-------- Records shown --------

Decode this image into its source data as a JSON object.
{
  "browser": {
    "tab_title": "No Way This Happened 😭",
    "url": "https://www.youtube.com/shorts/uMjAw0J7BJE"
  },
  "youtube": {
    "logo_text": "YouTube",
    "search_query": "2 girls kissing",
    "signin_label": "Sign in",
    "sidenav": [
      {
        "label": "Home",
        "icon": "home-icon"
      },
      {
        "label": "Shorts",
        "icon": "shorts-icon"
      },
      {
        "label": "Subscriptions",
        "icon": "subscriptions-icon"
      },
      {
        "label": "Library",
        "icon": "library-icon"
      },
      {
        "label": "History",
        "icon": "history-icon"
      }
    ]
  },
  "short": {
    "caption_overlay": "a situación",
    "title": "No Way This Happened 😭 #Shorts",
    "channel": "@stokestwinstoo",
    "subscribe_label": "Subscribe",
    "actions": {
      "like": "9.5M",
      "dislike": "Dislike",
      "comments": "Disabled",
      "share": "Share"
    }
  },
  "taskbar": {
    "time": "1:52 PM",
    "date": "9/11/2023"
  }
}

--------

- [Exercise instructions] Please give back all of the records exactly as written.

- [Result of the task]
Decode this image into its source data as a JSON object.
{
  "browser": {
    "tab_title": "No Way This Happened 😭",
    "url": "https://www.youtube.com/shorts/uMjAw0J7BJE"
  },
  "youtube": {
    "logo_text": "YouTube",
    "search_query": "2 girls kissing",
    "signin_label": "Sign in",
    "sidenav": [
      {
        "label": "Home",
        "icon": "home-icon"
      },
      {
        "label": "Shorts",
        "icon": "shorts-icon"
      },
      {
        "label": "Subscriptions",
        "icon": "subscriptions-icon"
      },
      {
        "label": "Library",
        "icon": "library-icon"
      },
      {
        "label": "History",
        "icon": "history-icon"
      }
    ]
  },
  "short": {
    "caption_overlay": "a situación",
    "title": "No Way This Happened 😭 #Shorts",
    "channel": "@stokestwinstoo",
    "subscribe_label": "Subscribe",
    "actions": {
      "like": "9.5M",
      "dislike": "Dislike",
      "comments": "Disabled",
      "share": "Share"
    }
  },
  "taskbar": {
    "time": "1:52 PM",
    "date": "9/11/2023"
  }
}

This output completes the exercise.